Required work: Look at the entries below and reproduce them exactly.

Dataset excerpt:
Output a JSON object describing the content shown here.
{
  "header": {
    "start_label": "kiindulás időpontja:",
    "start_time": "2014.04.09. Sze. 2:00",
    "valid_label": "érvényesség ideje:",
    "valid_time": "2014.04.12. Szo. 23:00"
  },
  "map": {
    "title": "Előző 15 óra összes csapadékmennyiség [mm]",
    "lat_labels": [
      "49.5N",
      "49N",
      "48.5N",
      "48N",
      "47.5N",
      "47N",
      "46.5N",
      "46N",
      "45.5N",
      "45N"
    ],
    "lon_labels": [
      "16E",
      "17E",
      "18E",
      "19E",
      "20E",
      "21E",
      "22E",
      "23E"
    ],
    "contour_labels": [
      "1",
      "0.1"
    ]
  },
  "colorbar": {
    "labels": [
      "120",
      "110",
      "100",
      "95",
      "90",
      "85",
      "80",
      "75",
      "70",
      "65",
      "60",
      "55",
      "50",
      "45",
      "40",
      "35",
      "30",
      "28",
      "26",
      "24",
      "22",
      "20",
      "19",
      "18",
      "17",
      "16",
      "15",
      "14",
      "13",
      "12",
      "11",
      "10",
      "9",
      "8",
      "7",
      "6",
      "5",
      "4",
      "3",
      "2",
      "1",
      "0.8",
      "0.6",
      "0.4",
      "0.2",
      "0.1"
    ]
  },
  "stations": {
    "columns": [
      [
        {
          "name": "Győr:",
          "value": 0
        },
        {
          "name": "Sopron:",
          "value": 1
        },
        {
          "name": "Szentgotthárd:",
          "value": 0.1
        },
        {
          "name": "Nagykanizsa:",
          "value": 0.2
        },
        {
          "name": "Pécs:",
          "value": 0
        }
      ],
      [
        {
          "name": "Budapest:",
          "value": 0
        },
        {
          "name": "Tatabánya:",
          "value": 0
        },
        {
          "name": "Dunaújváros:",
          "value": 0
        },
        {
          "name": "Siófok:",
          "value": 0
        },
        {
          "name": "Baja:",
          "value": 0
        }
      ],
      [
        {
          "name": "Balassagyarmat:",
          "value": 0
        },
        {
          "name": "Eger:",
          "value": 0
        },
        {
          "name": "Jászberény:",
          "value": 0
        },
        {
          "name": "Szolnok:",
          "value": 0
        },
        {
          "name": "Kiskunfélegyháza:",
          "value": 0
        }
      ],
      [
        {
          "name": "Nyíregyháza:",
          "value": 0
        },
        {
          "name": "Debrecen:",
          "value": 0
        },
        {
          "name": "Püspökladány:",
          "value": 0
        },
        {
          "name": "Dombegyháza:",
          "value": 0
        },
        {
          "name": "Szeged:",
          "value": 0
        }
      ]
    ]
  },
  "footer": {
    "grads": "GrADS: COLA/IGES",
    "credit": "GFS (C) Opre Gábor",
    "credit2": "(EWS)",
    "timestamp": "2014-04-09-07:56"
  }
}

Written response:
Output a JSON object describing the content shown here.
{
  "header": {
    "start_label": "kiindulás időpontja:",
    "start_time": "2014.04.09. Sze. 2:00",
    "valid_label": "érvényesség ideje:",
    "valid_time": "2014.04.12. Szo. 23:00"
  },
  "map": {
    "title": "Előző 15 óra összes csapadékmennyiség [mm]",
    "lat_labels": [
      "49.5N",
      "49N",
      "48.5N",
      "48N",
      "47.5N",
      "47N",
      "46.5N",
      "46N",
      "45.5N",
      "45N"
    ],
    "lon_labels": [
      "16E",
      "17E",
      "18E",
      "19E",
      "20E",
      "21E",
      "22E",
      "23E"
    ],
    "contour_labels": [
      "1",
      "0.1"
    ]
  },
  "colorbar": {
    "labels": [
      "120",
      "110",
      "100",
      "95",
      "90",
      "85",
      "80",
      "75",
      "70",
      "65",
      "60",
      "55",
      "50",
      "45",
      "40",
      "35",
      "30",
      "28",
      "26",
      "24",
      "22",
      "20",
      "19",
      "18",
      "17",
      "16",
      "15",
      "14",
      "13",
      "12",
      "11",
      "10",
      "9",
      "8",
      "7",
      "6",
      "5",
      "4",
      "3",
      "2",
      "1",
      "0.8",
      "0.6",
      "0.4",
      "0.2",
      "0.1"
    ]
  },
  "stations": {
    "columns": [
      [
        {
          "name": "Győr:",
          "value": 0
        },
        {
          "name": "Sopron:",
          "value": 1
        },
        {
          "name": "Szentgotthárd:",
          "value": 0.1
        },
        {
          "name": "Nagykanizsa:",
          "value": 0.2
        },
        {
          "name": "Pécs:",
          "value": 0
        }
      ],
      [
        {
          "name": "Budapest:",
          "value": 0
        },
        {
          "name": "Tatabánya:",
          "value": 0
        },
        {
          "name": "Dunaújváros:",
          "value": 0
        },
        {
          "name": "Siófok:",
          "value": 0
        },
        {
          "name": "Baja:",
          "value": 0
        }
      ],
      [
        {
          "name": "Balassagyarmat:",
          "value": 0
        },
        {
          "name": "Eger:",
          "value": 0
        },
        {
          "name": "Jászberény:",
          "value": 0
        },
        {
          "name": "Szolnok:",
          "value": 0
        },
        {
          "name": "Kiskunfélegyháza:",
          "value": 0
        }
      ],
      [
        {
          "name": "Nyíregyháza:",
          "value": 0
        },
        {
          "name": "Debrecen:",
          "value": 0
        },
        {
          "name": "Püspökladány:",
          "value": 0
        },
        {
          "name": "Dombegyháza:",
          "value": 0
        },
        {
          "name": "Szeged:",
          "value": 0
        }
      ]
    ]
  },
  "footer": {
    "grads": "GrADS: COLA/IGES",
    "credit": "GFS (C) Opre Gábor",
    "credit2": "(EWS)",
    "timestamp": "2014-04-09-07:56"
  }
}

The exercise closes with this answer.